Copy out the entries below precisely; nothing is to be omitted.

----------------------------------------

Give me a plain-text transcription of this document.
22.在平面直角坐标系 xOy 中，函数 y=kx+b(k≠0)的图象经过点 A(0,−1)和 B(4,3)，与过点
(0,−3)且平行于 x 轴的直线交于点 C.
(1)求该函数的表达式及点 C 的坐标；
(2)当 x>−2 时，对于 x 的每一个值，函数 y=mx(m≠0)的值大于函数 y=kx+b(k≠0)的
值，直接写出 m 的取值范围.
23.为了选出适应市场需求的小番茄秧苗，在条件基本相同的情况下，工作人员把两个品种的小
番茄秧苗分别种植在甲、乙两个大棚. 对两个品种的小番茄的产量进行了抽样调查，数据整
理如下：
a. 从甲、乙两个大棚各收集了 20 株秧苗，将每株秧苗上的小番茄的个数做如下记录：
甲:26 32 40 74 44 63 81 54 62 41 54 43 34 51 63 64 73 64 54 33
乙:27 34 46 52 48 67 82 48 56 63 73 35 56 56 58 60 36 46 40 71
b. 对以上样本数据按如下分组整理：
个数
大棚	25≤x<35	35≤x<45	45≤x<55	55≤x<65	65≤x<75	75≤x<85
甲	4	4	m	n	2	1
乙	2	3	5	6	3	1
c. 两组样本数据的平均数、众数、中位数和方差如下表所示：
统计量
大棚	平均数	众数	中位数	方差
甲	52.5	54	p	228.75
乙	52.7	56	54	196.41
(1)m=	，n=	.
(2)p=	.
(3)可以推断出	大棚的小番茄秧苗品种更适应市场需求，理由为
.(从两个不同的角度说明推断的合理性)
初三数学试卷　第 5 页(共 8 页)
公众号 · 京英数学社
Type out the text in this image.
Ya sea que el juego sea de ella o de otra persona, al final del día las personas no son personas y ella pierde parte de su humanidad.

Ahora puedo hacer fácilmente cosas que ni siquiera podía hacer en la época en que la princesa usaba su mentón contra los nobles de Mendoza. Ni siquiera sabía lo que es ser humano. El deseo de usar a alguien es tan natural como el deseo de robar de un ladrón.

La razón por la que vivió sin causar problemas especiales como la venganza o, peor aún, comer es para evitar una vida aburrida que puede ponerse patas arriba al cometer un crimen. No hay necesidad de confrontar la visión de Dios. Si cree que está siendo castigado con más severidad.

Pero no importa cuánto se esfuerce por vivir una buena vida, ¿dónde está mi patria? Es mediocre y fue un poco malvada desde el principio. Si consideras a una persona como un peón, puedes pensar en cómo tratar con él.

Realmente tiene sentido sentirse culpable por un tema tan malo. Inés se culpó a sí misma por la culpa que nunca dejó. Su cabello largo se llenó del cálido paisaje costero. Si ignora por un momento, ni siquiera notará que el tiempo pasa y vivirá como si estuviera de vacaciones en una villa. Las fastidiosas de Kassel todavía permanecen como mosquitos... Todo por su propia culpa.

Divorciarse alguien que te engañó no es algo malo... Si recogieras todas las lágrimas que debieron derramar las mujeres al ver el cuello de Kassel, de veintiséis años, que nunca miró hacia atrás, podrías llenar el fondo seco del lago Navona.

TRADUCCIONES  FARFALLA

----------------------------------------

RESULT:
Give me a plain-text transcription of this document.
22.在平面直角坐标系 xOy 中，函数 y=kx+b(k≠0)的图象经过点 A(0,−1)和 B(4,3)，与过点
(0,−3)且平行于 x 轴的直线交于点 C.
(1)求该函数的表达式及点 C 的坐标；
(2)当 x>−2 时，对于 x 的每一个值，函数 y=mx(m≠0)的值大于函数 y=kx+b(k≠0)的
值，直接写出 m 的取值范围.
23.为了选出适应市场需求的小番茄秧苗，在条件基本相同的情况下，工作人员把两个品种的小
番茄秧苗分别种植在甲、乙两个大棚. 对两个品种的小番茄的产量进行了抽样调查，数据整
理如下：
a. 从甲、乙两个大棚各收集了 20 株秧苗，将每株秧苗上的小番茄的个数做如下记录：
甲:26 32 40 74 44 63 81 54 62 41 54 43 34 51 63 64 73 64 54 33
乙:27 34 46 52 48 67 82 48 56 63 73 35 56 56 58 60 36 46 40 71
b. 对以上样本数据按如下分组整理：
个数
大棚	25≤x<35	35≤x<45	45≤x<55	55≤x<65	65≤x<75	75≤x<85
甲	4	4	m	n	2	1
乙	2	3	5	6	3	1
c. 两组样本数据的平均数、众数、中位数和方差如下表所示：
统计量
大棚	平均数	众数	中位数	方差
甲	52.5	54	p	228.75
乙	52.7	56	54	196.41
(1)m=	，n=	.
(2)p=	.
(3)可以推断出	大棚的小番茄秧苗品种更适应市场需求，理由为
.(从两个不同的角度说明推断的合理性)
初三数学试卷　第 5 页(共 8 页)
公众号 · 京英数学社
Type out the text in this image.
Ya sea que el juego sea de ella o de otra persona, al final del día las personas no son personas y ella pierde parte de su humanidad.

Ahora puedo hacer fácilmente cosas que ni siquiera podía hacer en la época en que la princesa usaba su mentón contra los nobles de Mendoza. Ni siquiera sabía lo que es ser humano. El deseo de usar a alguien es tan natural como el deseo de robar de un ladrón.

La razón por la que vivió sin causar problemas especiales como la venganza o, peor aún, comer es para evitar una vida aburrida que puede ponerse patas arriba al cometer un crimen. No hay necesidad de confrontar la visión de Dios. Si cree que está siendo castigado con más severidad.

Pero no importa cuánto se esfuerce por vivir una buena vida, ¿dónde está mi patria? Es mediocre y fue un poco malvada desde el principio. Si consideras a una persona como un peón, puedes pensar en cómo tratar con él.

Realmente tiene sentido sentirse culpable por un tema tan malo. Inés se culpó a sí misma por la culpa que nunca dejó. Su cabello largo se llenó del cálido paisaje costero. Si ignora por un momento, ni siquiera notará que el tiempo pasa y vivirá como si estuviera de vacaciones en una villa. Las fastidiosas de Kassel todavía permanecen como mosquitos... Todo por su propia culpa.

Divorciarse alguien que te engañó no es algo malo... Si recogieras todas las lágrimas que debieron derramar las mujeres al ver el cuello de Kassel, de veintiséis años, que nunca miró hacia atrás, podrías llenar el fondo seco del lago Navona.

TRADUCCIONES  FARFALLA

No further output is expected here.